[START]
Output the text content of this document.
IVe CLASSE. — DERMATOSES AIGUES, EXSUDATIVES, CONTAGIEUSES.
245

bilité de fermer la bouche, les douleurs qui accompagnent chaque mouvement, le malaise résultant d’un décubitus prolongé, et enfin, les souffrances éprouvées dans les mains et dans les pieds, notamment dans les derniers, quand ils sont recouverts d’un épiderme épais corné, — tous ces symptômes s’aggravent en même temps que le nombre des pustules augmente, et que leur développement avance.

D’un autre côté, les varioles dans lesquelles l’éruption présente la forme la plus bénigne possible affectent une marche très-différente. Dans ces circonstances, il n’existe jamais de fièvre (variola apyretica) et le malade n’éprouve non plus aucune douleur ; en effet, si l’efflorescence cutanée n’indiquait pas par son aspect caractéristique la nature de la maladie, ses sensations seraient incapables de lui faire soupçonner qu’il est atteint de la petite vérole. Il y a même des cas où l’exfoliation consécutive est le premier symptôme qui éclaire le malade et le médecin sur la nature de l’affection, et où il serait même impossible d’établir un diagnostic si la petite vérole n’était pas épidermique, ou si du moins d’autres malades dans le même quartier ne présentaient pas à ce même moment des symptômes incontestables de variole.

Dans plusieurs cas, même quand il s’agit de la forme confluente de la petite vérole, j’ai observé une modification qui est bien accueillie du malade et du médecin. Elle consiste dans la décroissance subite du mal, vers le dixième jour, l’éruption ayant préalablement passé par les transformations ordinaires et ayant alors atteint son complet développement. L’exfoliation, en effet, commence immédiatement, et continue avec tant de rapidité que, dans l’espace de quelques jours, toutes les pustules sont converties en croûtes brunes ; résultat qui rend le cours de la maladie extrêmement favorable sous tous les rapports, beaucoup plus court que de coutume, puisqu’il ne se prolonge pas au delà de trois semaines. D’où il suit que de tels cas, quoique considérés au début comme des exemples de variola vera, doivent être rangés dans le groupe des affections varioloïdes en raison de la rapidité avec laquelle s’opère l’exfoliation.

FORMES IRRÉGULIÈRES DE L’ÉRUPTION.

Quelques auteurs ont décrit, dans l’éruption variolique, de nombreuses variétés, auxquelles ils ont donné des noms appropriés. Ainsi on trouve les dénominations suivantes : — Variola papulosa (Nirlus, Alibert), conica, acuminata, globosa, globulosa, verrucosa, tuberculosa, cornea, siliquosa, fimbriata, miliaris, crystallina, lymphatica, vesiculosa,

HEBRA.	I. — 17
[END]
[START]
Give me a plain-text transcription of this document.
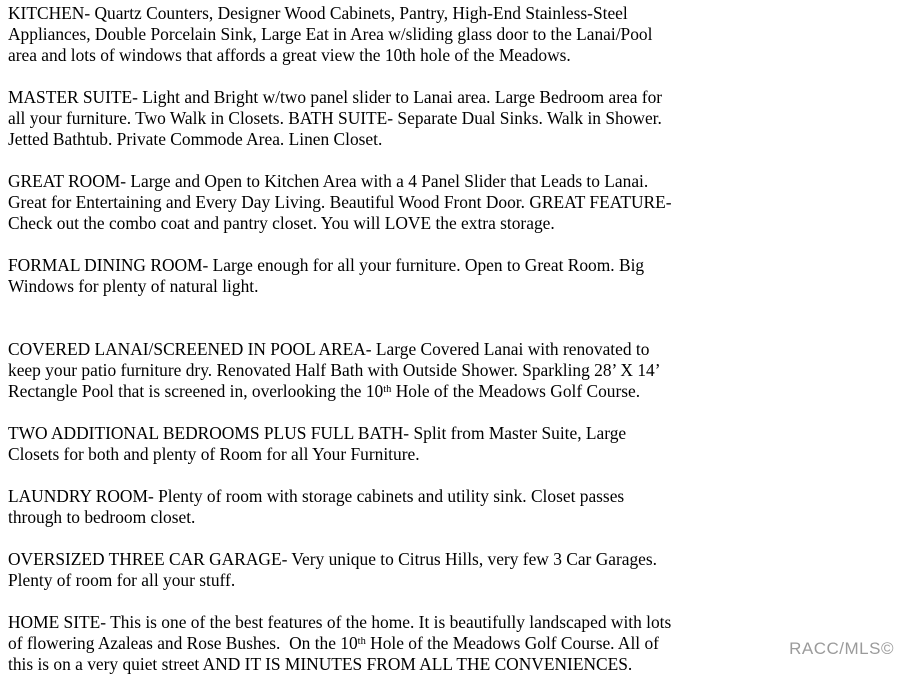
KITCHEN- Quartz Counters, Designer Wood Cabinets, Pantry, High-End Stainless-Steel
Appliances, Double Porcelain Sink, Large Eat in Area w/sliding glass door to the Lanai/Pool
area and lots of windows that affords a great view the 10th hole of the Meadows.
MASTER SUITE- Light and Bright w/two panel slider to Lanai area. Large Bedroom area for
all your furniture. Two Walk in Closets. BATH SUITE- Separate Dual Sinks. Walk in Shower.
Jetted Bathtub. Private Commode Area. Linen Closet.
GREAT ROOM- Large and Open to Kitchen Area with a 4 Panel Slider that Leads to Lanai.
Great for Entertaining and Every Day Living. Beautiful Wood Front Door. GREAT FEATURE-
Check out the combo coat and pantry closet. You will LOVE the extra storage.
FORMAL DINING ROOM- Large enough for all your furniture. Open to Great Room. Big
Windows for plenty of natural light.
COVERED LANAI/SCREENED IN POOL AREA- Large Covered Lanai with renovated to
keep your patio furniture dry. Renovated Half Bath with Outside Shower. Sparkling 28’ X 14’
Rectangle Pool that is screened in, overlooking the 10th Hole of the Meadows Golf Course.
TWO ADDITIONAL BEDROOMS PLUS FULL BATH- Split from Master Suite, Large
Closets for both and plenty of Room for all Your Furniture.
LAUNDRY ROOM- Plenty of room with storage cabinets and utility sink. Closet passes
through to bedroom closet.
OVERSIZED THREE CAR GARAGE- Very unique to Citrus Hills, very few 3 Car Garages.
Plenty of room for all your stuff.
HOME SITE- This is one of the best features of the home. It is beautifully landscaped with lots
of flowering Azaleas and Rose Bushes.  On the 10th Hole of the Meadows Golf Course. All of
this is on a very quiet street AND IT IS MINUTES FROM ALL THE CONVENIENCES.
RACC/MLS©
[END]
[START]
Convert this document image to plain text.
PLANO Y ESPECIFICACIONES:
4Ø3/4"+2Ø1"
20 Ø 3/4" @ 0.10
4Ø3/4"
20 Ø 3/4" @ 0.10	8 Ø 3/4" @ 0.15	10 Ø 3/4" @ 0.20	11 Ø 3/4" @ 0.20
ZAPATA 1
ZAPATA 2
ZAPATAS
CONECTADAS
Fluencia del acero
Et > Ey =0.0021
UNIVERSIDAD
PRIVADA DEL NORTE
[END]
■ **TASK TO COMPLETE**: Work out how many lines in the records above hold the string "Shower", then give only that count.

■ **REPLY**: 2